#### TEXT SECTION
Ezra came and said, “Klal Yisrael [the Jewish people], we’re stuck in this. We’re post-exile in some sense, but we basically didn’t solve the problem of exile yet. We had this beautiful kingdom, right? Malchut Beit Sheni [the Second Temple kingdom]. It ended. We got stuck in exile. And we’re struggling to restart the thing, right? Not working very well. We have the Zerubavel tribe. Struggling, struggling, struggling. Jerusalem is not very good, well-protected. Look at these problems, right?”

And then what does he come and he says? “Well, we have a plan for this problem. What’s the plan? My basic plan, Klal Yisrael: If you see people struggling, if nothing is working very well, it’s because we don’t do the Torah.” Not because it was a fundamentalist, like that guy that says he’s going to have the economy of the Mekka [?], because he said, “Wait, we have to create a society. We’re in exile because we don’t know how to manage our society well. So we’re going to learn how to manage it, and then we’ll have a better life.” That’s what it says in Birchot HaKlalot. This is the Torah, right? Results-based validation.

Ezra’s First Public Torah Reading

So Ezra came, and he told people this. He said, “Look,” and he was the one that invented—I don’t know if invented, but he was the one that did the first recorded keriah ba-Torah [public Torah reading] in history. Came to Jerusalem in the seventh month, in Rosh Hashanah. It says in the Birchot HaKlalot. And he read them the Torah. Which part of the Torah did he read them? Sefer Devarim [the Book of Deuteronomy], Sefer Shemot [the Book of Exodus]. Certain parts he talks about, but we…

He read them the basic idea that he took from the Torah and he explained that. It says in the Torah that if you will deal clearly with your… This is what Ezra said, okay?

Ezra as Malachi

He wrote a book called Malachi where he explained himself very well. And he said—Malachi, this is Ezra. Two words. Of course this was Ezra. If it wasn’t Ezra, then it was his gilgul [reincarnation]. What’s the difference? Same idea. He came and he said—it was his pen name.

#### WORK TO BE COMPLETED
Rewrite the part of the passage on Ezra that opens with the words "And then what" and closes with "right? Results-based validation.", replacing "society" with "community" throughout.

#### DATA LISTING
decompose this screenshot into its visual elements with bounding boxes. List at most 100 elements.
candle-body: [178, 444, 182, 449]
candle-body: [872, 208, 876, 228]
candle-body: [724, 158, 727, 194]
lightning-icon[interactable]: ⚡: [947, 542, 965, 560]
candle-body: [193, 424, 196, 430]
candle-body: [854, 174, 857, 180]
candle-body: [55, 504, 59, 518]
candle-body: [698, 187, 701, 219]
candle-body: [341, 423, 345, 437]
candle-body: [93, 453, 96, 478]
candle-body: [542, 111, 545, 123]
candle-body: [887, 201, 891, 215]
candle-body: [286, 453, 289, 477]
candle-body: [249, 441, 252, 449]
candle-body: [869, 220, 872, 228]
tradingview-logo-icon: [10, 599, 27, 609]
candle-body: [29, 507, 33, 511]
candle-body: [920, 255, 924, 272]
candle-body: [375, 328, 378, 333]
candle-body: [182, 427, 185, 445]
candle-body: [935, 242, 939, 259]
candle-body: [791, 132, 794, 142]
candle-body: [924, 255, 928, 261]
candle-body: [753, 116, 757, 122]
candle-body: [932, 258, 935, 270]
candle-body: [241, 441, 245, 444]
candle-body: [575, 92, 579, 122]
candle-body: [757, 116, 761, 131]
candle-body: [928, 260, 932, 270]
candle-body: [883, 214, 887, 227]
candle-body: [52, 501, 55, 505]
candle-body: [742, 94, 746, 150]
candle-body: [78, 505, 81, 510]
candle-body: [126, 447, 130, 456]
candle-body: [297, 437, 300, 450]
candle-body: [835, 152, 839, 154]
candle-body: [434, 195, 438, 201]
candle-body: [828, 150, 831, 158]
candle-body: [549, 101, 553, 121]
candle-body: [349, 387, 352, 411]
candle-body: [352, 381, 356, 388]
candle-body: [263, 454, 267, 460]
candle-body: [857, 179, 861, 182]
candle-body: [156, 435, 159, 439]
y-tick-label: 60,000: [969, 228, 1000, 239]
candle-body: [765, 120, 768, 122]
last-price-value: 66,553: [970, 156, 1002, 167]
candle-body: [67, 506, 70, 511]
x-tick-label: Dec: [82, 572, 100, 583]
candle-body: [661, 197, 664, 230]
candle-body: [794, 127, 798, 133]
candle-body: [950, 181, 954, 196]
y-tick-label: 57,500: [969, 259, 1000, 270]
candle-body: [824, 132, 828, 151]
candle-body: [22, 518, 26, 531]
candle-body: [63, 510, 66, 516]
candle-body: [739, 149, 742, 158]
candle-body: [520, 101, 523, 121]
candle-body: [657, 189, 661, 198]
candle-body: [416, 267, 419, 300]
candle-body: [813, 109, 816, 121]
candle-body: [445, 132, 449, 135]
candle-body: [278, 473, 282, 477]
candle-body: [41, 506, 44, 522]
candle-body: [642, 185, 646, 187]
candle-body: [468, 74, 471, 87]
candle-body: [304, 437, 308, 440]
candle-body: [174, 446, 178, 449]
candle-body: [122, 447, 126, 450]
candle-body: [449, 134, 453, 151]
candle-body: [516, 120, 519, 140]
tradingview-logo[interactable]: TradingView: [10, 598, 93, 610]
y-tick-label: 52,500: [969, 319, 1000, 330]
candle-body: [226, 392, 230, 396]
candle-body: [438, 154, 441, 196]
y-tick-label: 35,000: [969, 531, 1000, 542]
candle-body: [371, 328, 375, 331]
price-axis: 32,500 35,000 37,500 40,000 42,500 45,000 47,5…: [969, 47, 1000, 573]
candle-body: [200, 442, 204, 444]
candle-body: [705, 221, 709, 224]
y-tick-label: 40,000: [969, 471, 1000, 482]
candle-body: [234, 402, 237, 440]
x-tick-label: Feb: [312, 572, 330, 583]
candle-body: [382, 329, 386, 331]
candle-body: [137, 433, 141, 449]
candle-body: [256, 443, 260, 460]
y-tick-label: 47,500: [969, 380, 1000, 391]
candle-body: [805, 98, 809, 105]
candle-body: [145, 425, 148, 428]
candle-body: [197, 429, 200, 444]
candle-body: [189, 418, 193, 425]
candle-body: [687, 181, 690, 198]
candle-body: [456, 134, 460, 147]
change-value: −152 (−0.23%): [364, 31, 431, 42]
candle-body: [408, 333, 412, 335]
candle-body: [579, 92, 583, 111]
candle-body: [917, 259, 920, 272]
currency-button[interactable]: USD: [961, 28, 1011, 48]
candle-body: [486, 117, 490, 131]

#### CORRECT OUTPUT
And then what does he come and he says? “Well, we have a plan for this problem. What’s the plan? My basic plan, Klal Yisrael: If you see people struggling, if nothing is working very well, it’s because we don’t do the Torah.” Not because it was a fundamentalist, like that guy that says he’s going to have the economy of the Mekka [?], because he said, “Wait, we have to create a community. We’re in exile because we don’t know how to manage our community well. So we’re going to learn how to manage it, and then we’ll have a better life.” That’s what it says in Birchot HaKlalot. This is the Torah, right? Results-based validation.